- _Directive_
In the records below, find each line with the word "Niçin" and copy it.

■ ■ ■ ■ ■ ■ ■

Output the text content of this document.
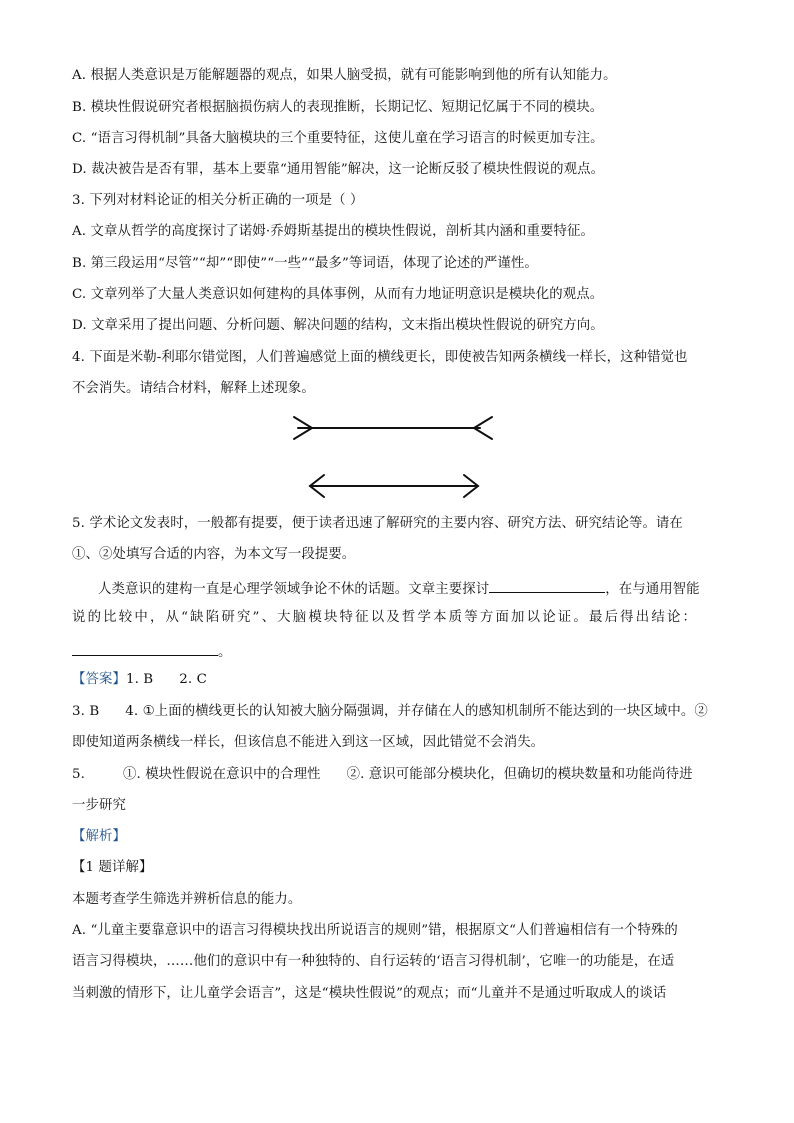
A. 根据人类意识是万能解题器的观点，如果人脑受损，就有可能影响到他的所有认知能力。
B. 模块性假说研究者根据脑损伤病人的表现推断，长期记忆、短期记忆属于不同的模块。
C. “语言习得机制”具备大脑模块的三个重要特征，这使儿童在学习语言的时候更加专注。
D. 裁决被告是否有罪，基本上要靠“通用智能”解决，这一论断反驳了模块性假说的观点。
3. 下列对材料论证的相关分析正确的一项是（ ）
A. 文章从哲学的高度探讨了诺姆·乔姆斯基提出的模块性假说，剖析其内涵和重要特征。
B. 第三段运用“尽管”“却”“即使”“一些”“最多”等词语，体现了论述的严谨性。
C. 文章列举了大量人类意识如何建构的具体事例，从而有力地证明意识是模块化的观点。
D. 文章采用了提出问题、分析问题、解决问题的结构，文末指出模块性假说的研究方向。
4. 下面是米勒-利耶尔错觉图，人们普遍感觉上面的横线更长，即使被告知两条横线一样长，这种错觉也
不会消失。请结合材料，解释上述现象。
5. 学术论文发表时，一般都有提要，便于读者迅速了解研究的主要内容、研究方法、研究结论等。请在
①、②处填写合适的内容，为本文写一段提要。
人类意识的建构一直是心理学领域争论不休的话题。文章主要探讨	，在与通用智能
说的比较中，从“缺陷研究”、大脑模块特征以及哲学本质等方面加以论证。最后得出结论：
。
【答案】1. B 2. C
3. B 4. ①上面的横线更长的认知被大脑分隔强调，并存储在人的感知机制所不能达到的一块区域中。②
即使知道两条横线一样长，但该信息不能进入到这一区域，因此错觉不会消失。
5.	①. 模块性假说在意识中的合理性 ②. 意识可能部分模块化，但确切的模块数量和功能尚待进
一步研究
【解析】
【1 题详解】
本题考查学生筛选并辨析信息的能力。
A. “儿童主要靠意识中的语言习得模块找出所说语言的规则”错，根据原文“人们普遍相信有一个特殊的
语言习得模块，……他们的意识中有一种独特的、自行运转的‘语言习得机制’，它唯一的功能是，在适
当刺激的情形下，让儿童学会语言”，这是“模块性假说”的观点；而“儿童并不是通过听取成人的谈话
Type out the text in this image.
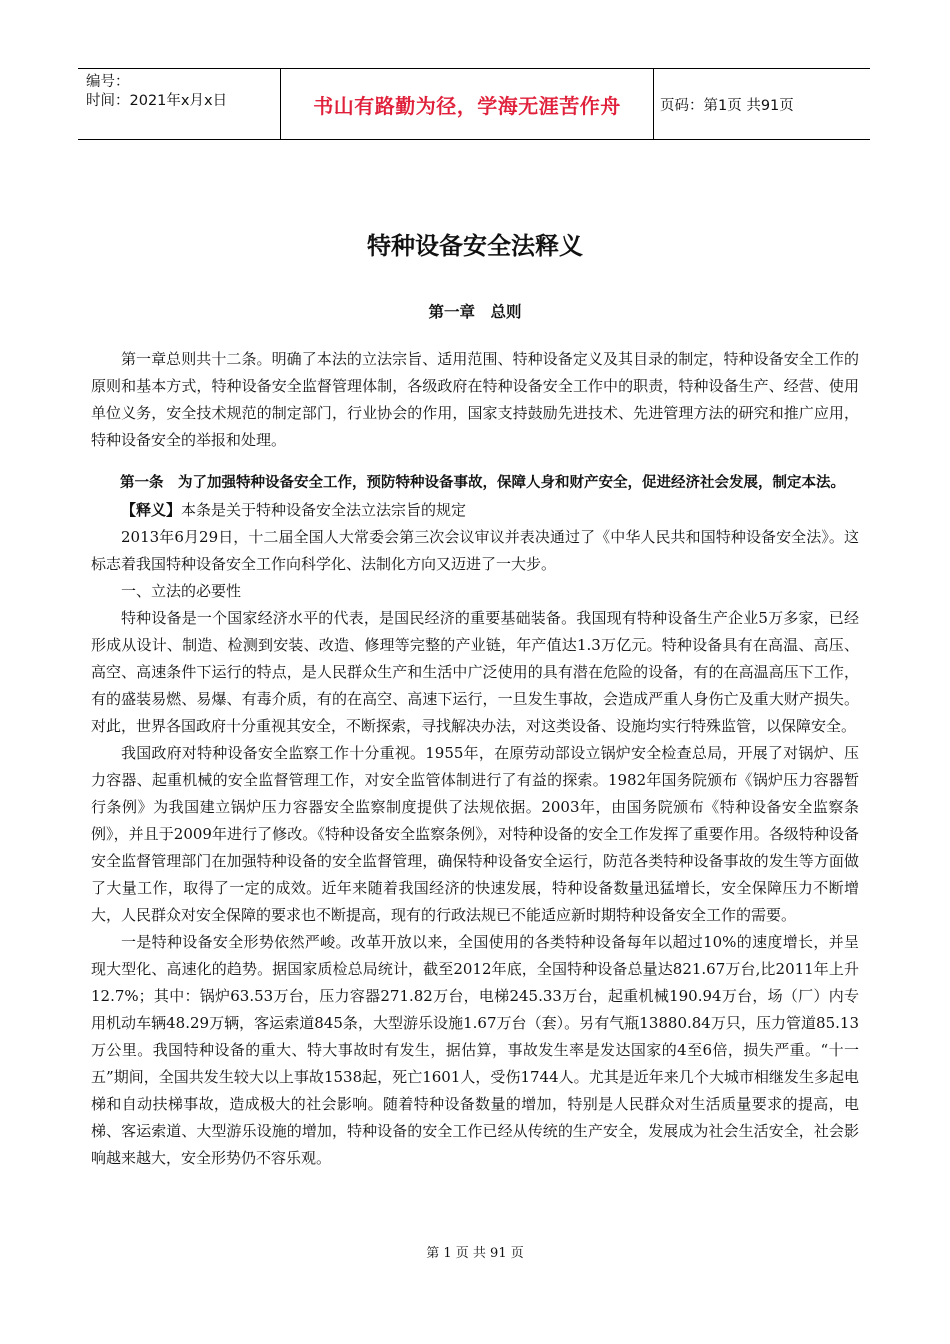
编号：
时间：2021年x月x日	书山有路勤为径，学海无涯苦作舟	页码：第1页 共91页
特种设备安全法释义
第一章　总则

第一章总则共十二条。明确了本法的立法宗旨、适用范围、特种设备定义及其目录的制定，特种设备安全工作的原则和基本方式，特种设备安全监督管理体制，各级政府在特种设备安全工作中的职责，特种设备生产、经营、使用单位义务，安全技术规范的制定部门，行业协会的作用，国家支持鼓励先进技术、先进管理方法的研究和推广应用，特种设备安全的举报和处理。

第一条　为了加强特种设备安全工作，预防特种设备事故，保障人身和财产安全，促进经济社会发展，制定本法。

【释义】本条是关于特种设备安全法立法宗旨的规定

2013年6月29日，十二届全国人大常委会第三次会议审议并表决通过了《中华人民共和国特种设备安全法》。这标志着我国特种设备安全工作向科学化、法制化方向又迈进了一大步。

一、立法的必要性

特种设备是一个国家经济水平的代表，是国民经济的重要基础装备。我国现有特种设备生产企业5万多家，已经形成从设计、制造、检测到安装、改造、修理等完整的产业链，年产值达1.3万亿元。特种设备具有在高温、高压、高空、高速条件下运行的特点，是人民群众生产和生活中广泛使用的具有潜在危险的设备，有的在高温高压下工作，有的盛装易燃、易爆、有毒介质，有的在高空、高速下运行，一旦发生事故，会造成严重人身伤亡及重大财产损失。对此，世界各国政府十分重视其安全，不断探索，寻找解决办法，对这类设备、设施均实行特殊监管，以保障安全。

我国政府对特种设备安全监察工作十分重视。1955年，在原劳动部设立锅炉安全检查总局，开展了对锅炉、压力容器、起重机械的安全监督管理工作，对安全监管体制进行了有益的探索。1982年国务院颁布《锅炉压力容器暂行条例》为我国建立锅炉压力容器安全监察制度提供了法规依据。2003年，由国务院颁布《特种设备安全监察条例》，并且于2009年进行了修改。《特种设备安全监察条例》，对特种设备的安全工作发挥了重要作用。各级特种设备安全监督管理部门在加强特种设备的安全监督管理，确保特种设备安全运行，防范各类特种设备事故的发生等方面做了大量工作，取得了一定的成效。近年来随着我国经济的快速发展，特种设备数量迅猛增长，安全保障压力不断增大，人民群众对安全保障的要求也不断提高，现有的行政法规已不能适应新时期特种设备安全工作的需要。

一是特种设备安全形势依然严峻。改革开放以来，全国使用的各类特种设备每年以超过10%的速度增长，并呈现大型化、高速化的趋势。据国家质检总局统计，截至2012年底，全国特种设备总量达821.67万台,比2011年上升12.7%；其中：锅炉63.53万台，压力容器271.82万台，电梯245.33万台，起重机械190.94万台，场（厂）内专用机动车辆48.29万辆，客运索道845条，大型游乐设施1.67万台（套）。另有气瓶13880.84万只，压力管道85.13万公里。我国特种设备的重大、特大事故时有发生，据估算，事故发生率是发达国家的4至6倍，损失严重。“十一五”期间，全国共发生较大以上事故1538起，死亡1601人，受伤1744人。尤其是近年来几个大城市相继发生多起电梯和自动扶梯事故，造成极大的社会影响。随着特种设备数量的增加，特别是人民群众对生活质量要求的提高，电梯、客运索道、大型游乐设施的增加，特种设备的安全工作已经从传统的生产安全，发展成为社会生活安全，社会影响越来越大，安全形势仍不容乐观。

第 1 页 共 91 页
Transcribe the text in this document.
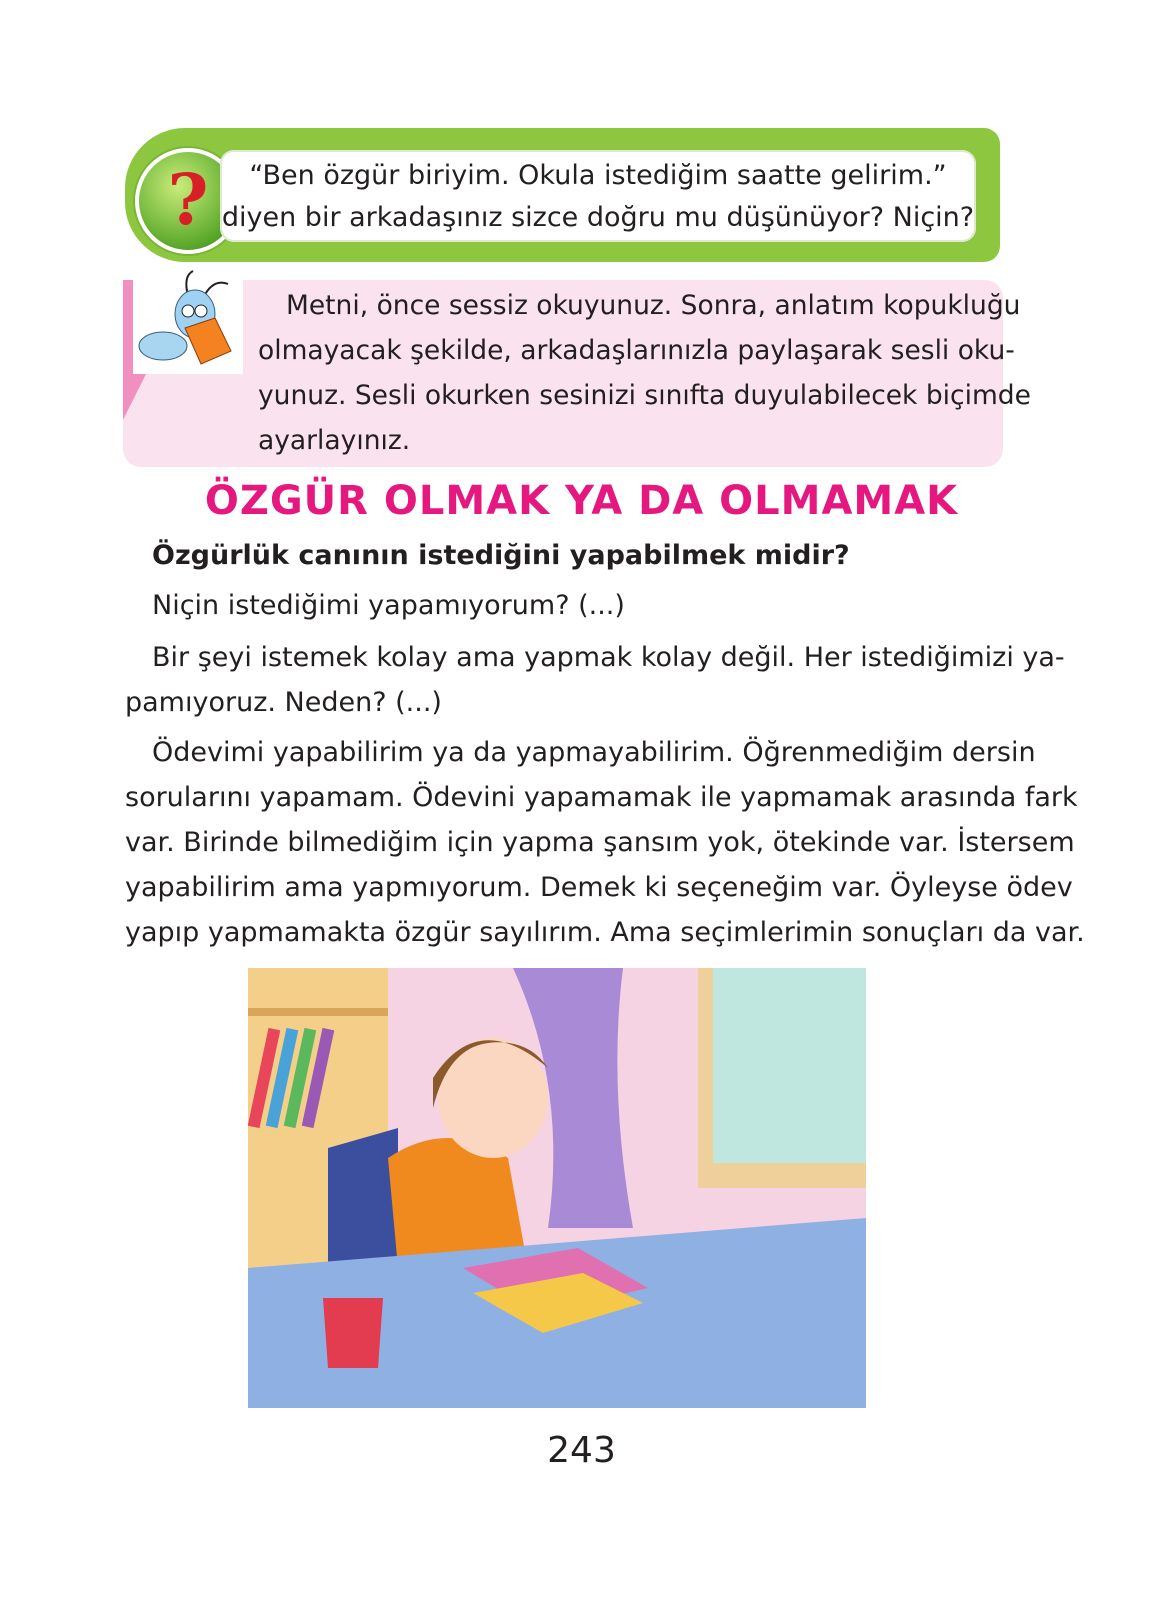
?	“Ben özgür biriyim. Okula istediğim saatte gelirim.”
diyen bir arkadaşınız sizce doğru mu düşünüyor? Niçin?
Metni, önce sessiz okuyunuz. Sonra, anlatım kopukluğu
olmayacak şekilde, arkadaşlarınızla paylaşarak sesli oku-
yunuz. Sesli okurken sesinizi sınıfta duyulabilecek biçimde
ayarlayınız.
ÖZGÜR OLMAK YA DA OLMAMAK
Özgürlük canının istediğini yapabilmek midir?
Niçin istediğimi yapamıyorum? (...)
Bir şeyi istemek kolay ama yapmak kolay değil. Her istediğimizi ya-
pamıyoruz. Neden? (...)
Ödevimi yapabilirim ya da yapmayabilirim. Öğrenmediğim dersin
sorularını yapamam. Ödevini yapamamak ile yapmamak arasında fark
var. Birinde bilmediğim için yapma şansım yok, ötekinde var. İstersem
yapabilirim ama yapmıyorum. Demek ki seçeneğim var. Öyleyse ödev
yapıp yapmamakta özgür sayılırım. Ama seçimlerimin sonuçları da var.
243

■ ■ ■ ■ ■ ■ ■

- _Task response_
diyen bir arkadaşınız sizce doğru mu düşünüyor? Niçin?
Niçin istediğimi yapamıyorum? (...)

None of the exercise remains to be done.